▼

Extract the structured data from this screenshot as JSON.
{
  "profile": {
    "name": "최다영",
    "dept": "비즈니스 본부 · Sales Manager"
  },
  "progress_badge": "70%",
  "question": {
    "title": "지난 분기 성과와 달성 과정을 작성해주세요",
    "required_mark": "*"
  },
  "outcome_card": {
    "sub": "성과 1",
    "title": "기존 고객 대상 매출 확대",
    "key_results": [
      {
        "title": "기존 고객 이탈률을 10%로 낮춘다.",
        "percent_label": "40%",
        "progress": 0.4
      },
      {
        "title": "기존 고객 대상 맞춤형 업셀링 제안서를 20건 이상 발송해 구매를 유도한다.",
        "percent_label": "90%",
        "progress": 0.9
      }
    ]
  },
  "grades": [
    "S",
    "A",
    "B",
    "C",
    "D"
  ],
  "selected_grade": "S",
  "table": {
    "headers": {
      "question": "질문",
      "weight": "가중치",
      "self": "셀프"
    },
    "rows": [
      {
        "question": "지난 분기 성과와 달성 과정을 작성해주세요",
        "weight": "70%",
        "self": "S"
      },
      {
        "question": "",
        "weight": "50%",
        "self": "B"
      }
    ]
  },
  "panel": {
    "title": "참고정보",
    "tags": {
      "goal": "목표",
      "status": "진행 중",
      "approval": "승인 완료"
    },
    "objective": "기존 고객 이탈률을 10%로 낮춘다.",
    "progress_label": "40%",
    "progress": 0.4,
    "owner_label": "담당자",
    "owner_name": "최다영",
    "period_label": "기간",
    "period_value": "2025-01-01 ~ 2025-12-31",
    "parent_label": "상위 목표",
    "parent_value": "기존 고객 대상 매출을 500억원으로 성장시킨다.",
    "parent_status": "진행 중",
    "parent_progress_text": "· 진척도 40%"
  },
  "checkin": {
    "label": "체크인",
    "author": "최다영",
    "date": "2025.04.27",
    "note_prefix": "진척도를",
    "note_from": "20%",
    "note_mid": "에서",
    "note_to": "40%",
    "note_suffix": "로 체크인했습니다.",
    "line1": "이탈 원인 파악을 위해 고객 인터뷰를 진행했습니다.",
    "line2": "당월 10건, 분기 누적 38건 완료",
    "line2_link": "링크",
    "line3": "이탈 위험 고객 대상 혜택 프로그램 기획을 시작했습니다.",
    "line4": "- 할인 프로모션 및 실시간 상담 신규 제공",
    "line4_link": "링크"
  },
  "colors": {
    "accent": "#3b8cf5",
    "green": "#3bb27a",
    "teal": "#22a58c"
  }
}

▲

Exercise details: Repeat the material above exactly.

Response to this task:
Extract the structured data from this screenshot as JSON.
{
  "profile": {
    "name": "최다영",
    "dept": "비즈니스 본부 · Sales Manager"
  },
  "progress_badge": "70%",
  "question": {
    "title": "지난 분기 성과와 달성 과정을 작성해주세요",
    "required_mark": "*"
  },
  "outcome_card": {
    "sub": "성과 1",
    "title": "기존 고객 대상 매출 확대",
    "key_results": [
      {
        "title": "기존 고객 이탈률을 10%로 낮춘다.",
        "percent_label": "40%",
        "progress": 0.4
      },
      {
        "title": "기존 고객 대상 맞춤형 업셀링 제안서를 20건 이상 발송해 구매를 유도한다.",
        "percent_label": "90%",
        "progress": 0.9
      }
    ]
  },
  "grades": [
    "S",
    "A",
    "B",
    "C",
    "D"
  ],
  "selected_grade": "S",
  "table": {
    "headers": {
      "question": "질문",
      "weight": "가중치",
      "self": "셀프"
    },
    "rows": [
      {
        "question": "지난 분기 성과와 달성 과정을 작성해주세요",
        "weight": "70%",
        "self": "S"
      },
      {
        "question": "",
        "weight": "50%",
        "self": "B"
      }
    ]
  },
  "panel": {
    "title": "참고정보",
    "tags": {
      "goal": "목표",
      "status": "진행 중",
      "approval": "승인 완료"
    },
    "objective": "기존 고객 이탈률을 10%로 낮춘다.",
    "progress_label": "40%",
    "progress": 0.4,
    "owner_label": "담당자",
    "owner_name": "최다영",
    "period_label": "기간",
    "period_value": "2025-01-01 ~ 2025-12-31",
    "parent_label": "상위 목표",
    "parent_value": "기존 고객 대상 매출을 500억원으로 성장시킨다.",
    "parent_status": "진행 중",
    "parent_progress_text": "· 진척도 40%"
  },
  "checkin": {
    "label": "체크인",
    "author": "최다영",
    "date": "2025.04.27",
    "note_prefix": "진척도를",
    "note_from": "20%",
    "note_mid": "에서",
    "note_to": "40%",
    "note_suffix": "로 체크인했습니다.",
    "line1": "이탈 원인 파악을 위해 고객 인터뷰를 진행했습니다.",
    "line2": "당월 10건, 분기 누적 38건 완료",
    "line2_link": "링크",
    "line3": "이탈 위험 고객 대상 혜택 프로그램 기획을 시작했습니다.",
    "line4": "- 할인 프로모션 및 실시간 상담 신규 제공",
    "line4_link": "링크"
  },
  "colors": {
    "accent": "#3b8cf5",
    "green": "#3bb27a",
    "teal": "#22a58c"
  }
}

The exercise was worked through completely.